=== Exercise description ===
Find the word "page" in the records below. List each line containing it.

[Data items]
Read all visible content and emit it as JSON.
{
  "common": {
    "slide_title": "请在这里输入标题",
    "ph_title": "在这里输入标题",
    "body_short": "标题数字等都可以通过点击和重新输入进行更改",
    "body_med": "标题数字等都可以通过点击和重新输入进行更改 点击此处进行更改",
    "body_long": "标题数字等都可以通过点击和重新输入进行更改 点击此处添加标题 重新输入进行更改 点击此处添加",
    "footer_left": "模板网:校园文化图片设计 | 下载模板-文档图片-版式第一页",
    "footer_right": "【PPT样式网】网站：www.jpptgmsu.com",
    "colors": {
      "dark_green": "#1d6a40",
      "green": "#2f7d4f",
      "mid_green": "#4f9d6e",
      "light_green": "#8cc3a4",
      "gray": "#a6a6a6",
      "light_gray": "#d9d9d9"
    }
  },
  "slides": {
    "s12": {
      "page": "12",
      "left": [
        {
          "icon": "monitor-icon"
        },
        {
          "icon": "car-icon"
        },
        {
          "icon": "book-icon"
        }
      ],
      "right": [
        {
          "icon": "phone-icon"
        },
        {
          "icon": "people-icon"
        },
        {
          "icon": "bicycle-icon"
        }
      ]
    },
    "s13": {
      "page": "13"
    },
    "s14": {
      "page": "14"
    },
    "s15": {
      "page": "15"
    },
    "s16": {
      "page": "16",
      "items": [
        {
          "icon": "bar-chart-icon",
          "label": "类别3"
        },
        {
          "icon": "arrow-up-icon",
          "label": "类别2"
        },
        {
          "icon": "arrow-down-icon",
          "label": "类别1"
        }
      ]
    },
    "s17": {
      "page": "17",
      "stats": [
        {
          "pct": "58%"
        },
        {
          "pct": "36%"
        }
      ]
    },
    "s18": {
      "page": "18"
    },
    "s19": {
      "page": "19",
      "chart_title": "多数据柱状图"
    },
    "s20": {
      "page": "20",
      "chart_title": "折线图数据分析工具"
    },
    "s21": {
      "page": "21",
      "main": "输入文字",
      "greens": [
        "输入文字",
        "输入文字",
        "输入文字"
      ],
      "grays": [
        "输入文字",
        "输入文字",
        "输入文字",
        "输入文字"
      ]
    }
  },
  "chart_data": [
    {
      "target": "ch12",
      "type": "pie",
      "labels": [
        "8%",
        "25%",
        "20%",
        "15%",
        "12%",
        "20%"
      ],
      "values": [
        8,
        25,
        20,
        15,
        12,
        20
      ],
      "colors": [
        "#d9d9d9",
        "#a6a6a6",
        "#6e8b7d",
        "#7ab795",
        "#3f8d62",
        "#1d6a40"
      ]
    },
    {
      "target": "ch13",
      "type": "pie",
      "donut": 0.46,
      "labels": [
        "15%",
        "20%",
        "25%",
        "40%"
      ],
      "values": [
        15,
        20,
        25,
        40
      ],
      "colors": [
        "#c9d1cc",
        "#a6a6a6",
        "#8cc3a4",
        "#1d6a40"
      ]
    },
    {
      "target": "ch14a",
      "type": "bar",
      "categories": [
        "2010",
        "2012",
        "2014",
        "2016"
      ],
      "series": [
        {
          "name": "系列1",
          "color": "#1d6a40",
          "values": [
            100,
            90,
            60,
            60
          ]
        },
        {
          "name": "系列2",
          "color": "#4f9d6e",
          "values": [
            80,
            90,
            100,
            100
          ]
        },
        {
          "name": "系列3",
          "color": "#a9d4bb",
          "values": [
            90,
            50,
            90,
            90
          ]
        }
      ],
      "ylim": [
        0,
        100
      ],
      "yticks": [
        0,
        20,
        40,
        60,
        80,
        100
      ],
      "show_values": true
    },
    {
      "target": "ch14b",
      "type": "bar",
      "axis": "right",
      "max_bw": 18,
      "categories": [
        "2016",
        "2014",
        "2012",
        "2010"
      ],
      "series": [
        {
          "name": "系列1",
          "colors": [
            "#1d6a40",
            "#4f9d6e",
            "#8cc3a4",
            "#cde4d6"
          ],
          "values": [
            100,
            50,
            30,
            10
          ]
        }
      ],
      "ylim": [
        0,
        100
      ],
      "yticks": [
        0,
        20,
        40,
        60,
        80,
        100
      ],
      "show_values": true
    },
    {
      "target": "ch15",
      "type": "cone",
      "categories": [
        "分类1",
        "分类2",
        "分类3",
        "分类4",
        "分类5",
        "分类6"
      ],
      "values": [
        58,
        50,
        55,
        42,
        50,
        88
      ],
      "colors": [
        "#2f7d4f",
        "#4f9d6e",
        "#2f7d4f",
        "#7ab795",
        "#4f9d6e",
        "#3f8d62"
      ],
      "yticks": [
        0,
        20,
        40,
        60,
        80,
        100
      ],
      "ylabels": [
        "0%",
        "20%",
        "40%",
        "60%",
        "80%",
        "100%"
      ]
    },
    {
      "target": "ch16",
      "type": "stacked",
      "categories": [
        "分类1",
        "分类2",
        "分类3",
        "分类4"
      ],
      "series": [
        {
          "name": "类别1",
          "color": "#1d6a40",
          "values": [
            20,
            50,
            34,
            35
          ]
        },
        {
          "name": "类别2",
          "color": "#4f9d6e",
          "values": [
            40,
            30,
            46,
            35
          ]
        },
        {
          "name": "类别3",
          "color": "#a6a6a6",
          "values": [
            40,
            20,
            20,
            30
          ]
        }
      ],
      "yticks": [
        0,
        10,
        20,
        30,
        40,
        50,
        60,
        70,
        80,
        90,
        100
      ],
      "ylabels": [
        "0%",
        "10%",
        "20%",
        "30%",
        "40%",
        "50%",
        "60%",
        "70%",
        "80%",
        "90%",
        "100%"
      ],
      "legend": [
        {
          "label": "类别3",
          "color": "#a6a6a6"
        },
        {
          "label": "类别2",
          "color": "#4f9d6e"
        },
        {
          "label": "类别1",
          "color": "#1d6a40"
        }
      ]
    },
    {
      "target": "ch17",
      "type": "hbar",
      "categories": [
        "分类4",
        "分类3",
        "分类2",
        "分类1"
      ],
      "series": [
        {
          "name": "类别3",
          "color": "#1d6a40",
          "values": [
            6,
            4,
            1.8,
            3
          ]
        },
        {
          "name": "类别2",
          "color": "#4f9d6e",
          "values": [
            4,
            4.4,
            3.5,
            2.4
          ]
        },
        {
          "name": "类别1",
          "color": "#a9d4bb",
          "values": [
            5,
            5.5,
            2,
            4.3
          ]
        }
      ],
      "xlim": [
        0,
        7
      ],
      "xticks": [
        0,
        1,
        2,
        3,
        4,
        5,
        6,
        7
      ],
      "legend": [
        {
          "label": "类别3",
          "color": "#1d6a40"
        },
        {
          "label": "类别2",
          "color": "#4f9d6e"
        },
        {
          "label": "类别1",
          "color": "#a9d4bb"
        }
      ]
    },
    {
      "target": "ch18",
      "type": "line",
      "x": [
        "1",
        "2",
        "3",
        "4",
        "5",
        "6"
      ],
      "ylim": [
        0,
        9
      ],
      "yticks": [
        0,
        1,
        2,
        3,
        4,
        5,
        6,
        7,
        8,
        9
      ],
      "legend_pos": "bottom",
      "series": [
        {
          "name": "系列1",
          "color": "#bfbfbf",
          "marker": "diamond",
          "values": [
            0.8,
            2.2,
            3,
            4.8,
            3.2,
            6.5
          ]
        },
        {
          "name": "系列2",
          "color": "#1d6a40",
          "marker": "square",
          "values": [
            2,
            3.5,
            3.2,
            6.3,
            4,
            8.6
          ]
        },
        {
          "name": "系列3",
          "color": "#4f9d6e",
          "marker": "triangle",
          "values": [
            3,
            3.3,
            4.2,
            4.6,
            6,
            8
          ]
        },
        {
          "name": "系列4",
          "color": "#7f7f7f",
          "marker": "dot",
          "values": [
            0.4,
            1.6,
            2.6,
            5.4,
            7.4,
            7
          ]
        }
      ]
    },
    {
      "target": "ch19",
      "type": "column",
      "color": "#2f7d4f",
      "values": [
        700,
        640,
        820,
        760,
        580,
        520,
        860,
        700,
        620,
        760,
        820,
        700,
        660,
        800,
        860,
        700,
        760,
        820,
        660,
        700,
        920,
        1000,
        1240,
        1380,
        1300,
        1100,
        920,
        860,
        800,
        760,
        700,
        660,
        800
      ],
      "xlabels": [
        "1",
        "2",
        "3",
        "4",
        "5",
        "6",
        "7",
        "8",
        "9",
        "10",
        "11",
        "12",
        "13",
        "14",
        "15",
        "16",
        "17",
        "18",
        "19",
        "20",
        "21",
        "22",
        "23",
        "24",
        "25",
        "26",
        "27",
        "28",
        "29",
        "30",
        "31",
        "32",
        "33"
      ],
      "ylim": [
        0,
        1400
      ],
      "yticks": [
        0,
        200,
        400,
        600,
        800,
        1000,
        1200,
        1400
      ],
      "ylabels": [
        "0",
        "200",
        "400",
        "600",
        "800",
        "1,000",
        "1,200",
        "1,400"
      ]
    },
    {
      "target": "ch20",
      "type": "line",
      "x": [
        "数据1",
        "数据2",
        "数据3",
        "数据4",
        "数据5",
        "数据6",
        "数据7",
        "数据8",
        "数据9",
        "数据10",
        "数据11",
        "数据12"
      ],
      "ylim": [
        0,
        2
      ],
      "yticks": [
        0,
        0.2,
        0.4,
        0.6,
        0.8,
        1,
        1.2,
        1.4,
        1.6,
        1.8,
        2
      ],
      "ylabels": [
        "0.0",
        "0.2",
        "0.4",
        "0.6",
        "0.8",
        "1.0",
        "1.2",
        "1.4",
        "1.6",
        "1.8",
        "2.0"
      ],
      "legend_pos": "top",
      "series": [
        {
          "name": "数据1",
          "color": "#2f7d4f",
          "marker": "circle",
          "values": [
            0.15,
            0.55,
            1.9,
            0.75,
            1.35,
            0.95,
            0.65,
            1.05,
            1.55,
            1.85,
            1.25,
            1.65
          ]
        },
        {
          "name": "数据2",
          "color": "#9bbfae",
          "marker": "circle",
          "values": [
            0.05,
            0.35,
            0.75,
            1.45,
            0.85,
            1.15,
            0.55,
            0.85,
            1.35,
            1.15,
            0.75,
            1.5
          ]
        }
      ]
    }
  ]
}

=== Correct response ===
      "page": "12",
      "page": "13"
      "page": "14"
      "page": "15"
      "page": "16",
      "page": "17",
      "page": "18"
      "page": "19",
      "page": "20",
      "page": "21",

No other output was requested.